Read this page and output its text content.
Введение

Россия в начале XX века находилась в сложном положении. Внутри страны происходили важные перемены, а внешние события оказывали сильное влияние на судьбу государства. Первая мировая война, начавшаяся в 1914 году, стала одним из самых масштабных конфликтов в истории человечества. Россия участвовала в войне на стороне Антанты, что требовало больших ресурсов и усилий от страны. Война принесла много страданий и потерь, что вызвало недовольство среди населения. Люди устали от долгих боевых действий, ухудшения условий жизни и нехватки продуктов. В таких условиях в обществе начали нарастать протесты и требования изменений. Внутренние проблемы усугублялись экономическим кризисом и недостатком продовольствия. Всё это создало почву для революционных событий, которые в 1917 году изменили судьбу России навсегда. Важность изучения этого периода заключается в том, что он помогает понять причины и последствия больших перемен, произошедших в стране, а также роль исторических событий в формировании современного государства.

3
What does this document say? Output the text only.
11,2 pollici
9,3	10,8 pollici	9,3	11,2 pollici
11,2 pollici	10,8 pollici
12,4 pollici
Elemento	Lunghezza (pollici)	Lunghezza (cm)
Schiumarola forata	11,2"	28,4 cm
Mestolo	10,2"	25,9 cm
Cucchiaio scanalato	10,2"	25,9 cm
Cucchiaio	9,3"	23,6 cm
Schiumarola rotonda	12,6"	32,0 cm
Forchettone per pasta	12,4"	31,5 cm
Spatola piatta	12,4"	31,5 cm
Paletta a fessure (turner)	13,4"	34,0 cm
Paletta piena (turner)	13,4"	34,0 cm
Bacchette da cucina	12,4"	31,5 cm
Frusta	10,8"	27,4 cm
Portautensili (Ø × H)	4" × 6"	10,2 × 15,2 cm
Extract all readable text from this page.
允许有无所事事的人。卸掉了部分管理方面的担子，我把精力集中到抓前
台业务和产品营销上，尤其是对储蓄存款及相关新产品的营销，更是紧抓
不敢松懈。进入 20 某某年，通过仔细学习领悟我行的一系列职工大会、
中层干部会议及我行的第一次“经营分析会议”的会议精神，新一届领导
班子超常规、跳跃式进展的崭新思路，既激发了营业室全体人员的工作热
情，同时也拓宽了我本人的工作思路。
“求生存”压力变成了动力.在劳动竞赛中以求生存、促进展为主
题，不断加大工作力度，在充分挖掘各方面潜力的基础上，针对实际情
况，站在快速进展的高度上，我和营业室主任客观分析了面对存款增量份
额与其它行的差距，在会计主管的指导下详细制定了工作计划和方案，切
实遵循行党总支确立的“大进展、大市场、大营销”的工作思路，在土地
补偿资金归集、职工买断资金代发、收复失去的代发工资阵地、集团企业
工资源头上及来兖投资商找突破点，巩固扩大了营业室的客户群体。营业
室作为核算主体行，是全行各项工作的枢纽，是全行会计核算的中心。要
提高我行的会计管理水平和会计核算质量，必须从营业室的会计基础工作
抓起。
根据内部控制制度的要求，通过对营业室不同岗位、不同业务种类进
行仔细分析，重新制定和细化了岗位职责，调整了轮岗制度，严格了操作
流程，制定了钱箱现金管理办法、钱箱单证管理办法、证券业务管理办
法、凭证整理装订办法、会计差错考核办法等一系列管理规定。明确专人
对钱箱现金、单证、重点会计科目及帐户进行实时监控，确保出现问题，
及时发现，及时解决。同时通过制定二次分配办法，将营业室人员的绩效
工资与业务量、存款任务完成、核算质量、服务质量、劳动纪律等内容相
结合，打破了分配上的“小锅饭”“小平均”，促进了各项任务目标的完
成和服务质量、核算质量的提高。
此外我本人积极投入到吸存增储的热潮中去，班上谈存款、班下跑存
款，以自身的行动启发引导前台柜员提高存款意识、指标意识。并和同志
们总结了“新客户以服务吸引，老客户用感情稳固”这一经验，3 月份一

■ ■ ■

Brief: Copy exactly the lines from the one containing "Extract all readable text from this page." through the last line of the records, both included, and nothing else.

Problem solution:
Extract all readable text from this page.
允许有无所事事的人。卸掉了部分管理方面的担子，我把精力集中到抓前
台业务和产品营销上，尤其是对储蓄存款及相关新产品的营销，更是紧抓
不敢松懈。进入 20 某某年，通过仔细学习领悟我行的一系列职工大会、
中层干部会议及我行的第一次“经营分析会议”的会议精神，新一届领导
班子超常规、跳跃式进展的崭新思路，既激发了营业室全体人员的工作热
情，同时也拓宽了我本人的工作思路。
“求生存”压力变成了动力.在劳动竞赛中以求生存、促进展为主
题，不断加大工作力度，在充分挖掘各方面潜力的基础上，针对实际情
况，站在快速进展的高度上，我和营业室主任客观分析了面对存款增量份
额与其它行的差距，在会计主管的指导下详细制定了工作计划和方案，切
实遵循行党总支确立的“大进展、大市场、大营销”的工作思路，在土地
补偿资金归集、职工买断资金代发、收复失去的代发工资阵地、集团企业
工资源头上及来兖投资商找突破点，巩固扩大了营业室的客户群体。营业
室作为核算主体行，是全行各项工作的枢纽，是全行会计核算的中心。要
提高我行的会计管理水平和会计核算质量，必须从营业室的会计基础工作
抓起。
根据内部控制制度的要求，通过对营业室不同岗位、不同业务种类进
行仔细分析，重新制定和细化了岗位职责，调整了轮岗制度，严格了操作
流程，制定了钱箱现金管理办法、钱箱单证管理办法、证券业务管理办
法、凭证整理装订办法、会计差错考核办法等一系列管理规定。明确专人
对钱箱现金、单证、重点会计科目及帐户进行实时监控，确保出现问题，
及时发现，及时解决。同时通过制定二次分配办法，将营业室人员的绩效
工资与业务量、存款任务完成、核算质量、服务质量、劳动纪律等内容相
结合，打破了分配上的“小锅饭”“小平均”，促进了各项任务目标的完
成和服务质量、核算质量的提高。
此外我本人积极投入到吸存增储的热潮中去，班上谈存款、班下跑存
款，以自身的行动启发引导前台柜员提高存款意识、指标意识。并和同志
们总结了“新客户以服务吸引，老客户用感情稳固”这一经验，3 月份一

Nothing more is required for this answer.